[Dataset listings of figures]
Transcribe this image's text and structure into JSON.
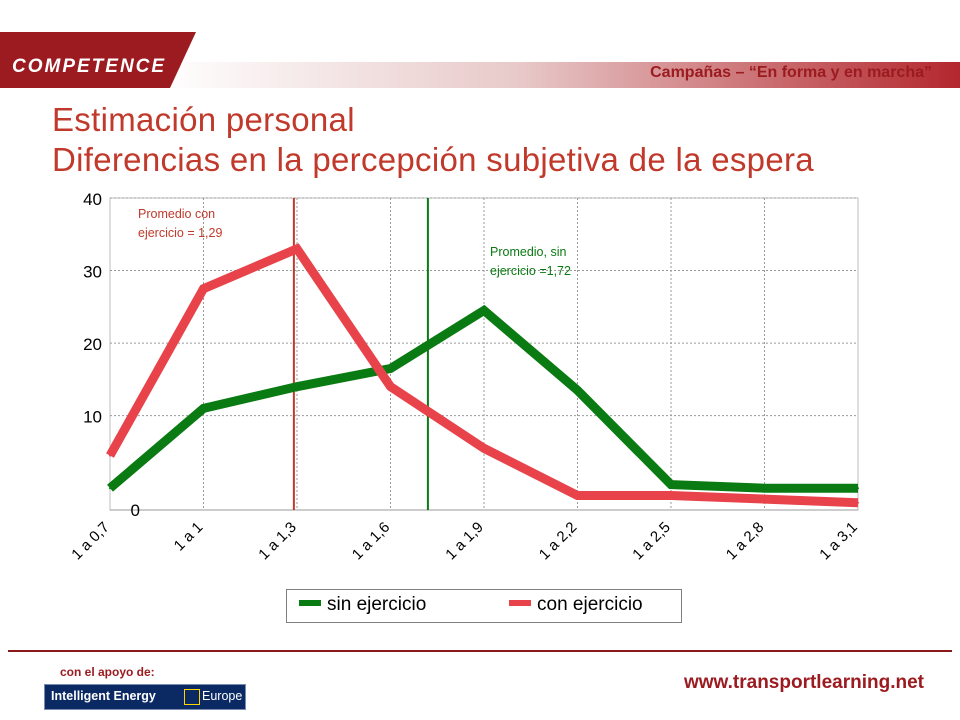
{
  "header": {
    "brand": "COMPETENCE",
    "campaign": "Campañas – “En forma y en marcha”"
  },
  "title": {
    "line1": "Estimación personal",
    "line2": "Diferencias en la percepción subjetiva de la espera"
  },
  "colors": {
    "brand_red": "#9b1b20",
    "title_red": "#c0392b",
    "series_green": "#0a7a12",
    "series_red": "#e8434a"
  },
  "chart_data": {
    "type": "line",
    "categories": [
      "1 a 0,7",
      "1 a 1",
      "1 a 1,3",
      "1 a 1,6",
      "1 a 1,9",
      "1 a 2,2",
      "1 a 2,5",
      "1 a 2,8",
      "1 a 3,1"
    ],
    "series": [
      {
        "name": "sin ejercicio",
        "color": "#0a7a12",
        "values": [
          0,
          11,
          14,
          16.5,
          24.5,
          13.5,
          0.5,
          0,
          0
        ]
      },
      {
        "name": "con ejercicio",
        "color": "#e8434a",
        "values": [
          4.5,
          27.5,
          33,
          14,
          5.5,
          -1,
          -1,
          -1.5,
          -2
        ]
      }
    ],
    "yticks": [
      0,
      10,
      20,
      30,
      40
    ],
    "ylim": [
      -3,
      40
    ],
    "grid": true,
    "legend_position": "bottom",
    "annotations": [
      {
        "text_line1": "Promedio con",
        "text_line2": "ejercicio = 1,29",
        "x": 1.29,
        "color": "#c0392b"
      },
      {
        "text_line1": "Promedio, sin",
        "text_line2": "ejercicio =1,72",
        "x": 1.72,
        "color": "#0a7a12"
      }
    ]
  },
  "legend": {
    "item1": "sin ejercicio",
    "item2": "con ejercicio"
  },
  "footer": {
    "support_label": "con el apoyo de:",
    "logo_text": "Intelligent Energy",
    "logo_europe": "Europe",
    "website": "www.transportlearning.net"
  }
}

» **REQUEST**
Copy the listing exactly. Any image in it stays out of the copy.

» **EXPECTED ANSWER**
Transcribe this image's text and structure into JSON.
{
  "header": {
    "brand": "COMPETENCE",
    "campaign": "Campañas – “En forma y en marcha”"
  },
  "title": {
    "line1": "Estimación personal",
    "line2": "Diferencias en la percepción subjetiva de la espera"
  },
  "colors": {
    "brand_red": "#9b1b20",
    "title_red": "#c0392b",
    "series_green": "#0a7a12",
    "series_red": "#e8434a"
  },
  "chart_data": {
    "type": "line",
    "categories": [
      "1 a 0,7",
      "1 a 1",
      "1 a 1,3",
      "1 a 1,6",
      "1 a 1,9",
      "1 a 2,2",
      "1 a 2,5",
      "1 a 2,8",
      "1 a 3,1"
    ],
    "series": [
      {
        "name": "sin ejercicio",
        "color": "#0a7a12",
        "values": [
          0,
          11,
          14,
          16.5,
          24.5,
          13.5,
          0.5,
          0,
          0
        ]
      },
      {
        "name": "con ejercicio",
        "color": "#e8434a",
        "values": [
          4.5,
          27.5,
          33,
          14,
          5.5,
          -1,
          -1,
          -1.5,
          -2
        ]
      }
    ],
    "yticks": [
      0,
      10,
      20,
      30,
      40
    ],
    "ylim": [
      -3,
      40
    ],
    "grid": true,
    "legend_position": "bottom",
    "annotations": [
      {
        "text_line1": "Promedio con",
        "text_line2": "ejercicio = 1,29",
        "x": 1.29,
        "color": "#c0392b"
      },
      {
        "text_line1": "Promedio, sin",
        "text_line2": "ejercicio =1,72",
        "x": 1.72,
        "color": "#0a7a12"
      }
    ]
  },
  "legend": {
    "item1": "sin ejercicio",
    "item2": "con ejercicio"
  },
  "footer": {
    "support_label": "con el apoyo de:",
    "logo_text": "Intelligent Energy",
    "logo_europe": "Europe",
    "website": "www.transportlearning.net"
  }
}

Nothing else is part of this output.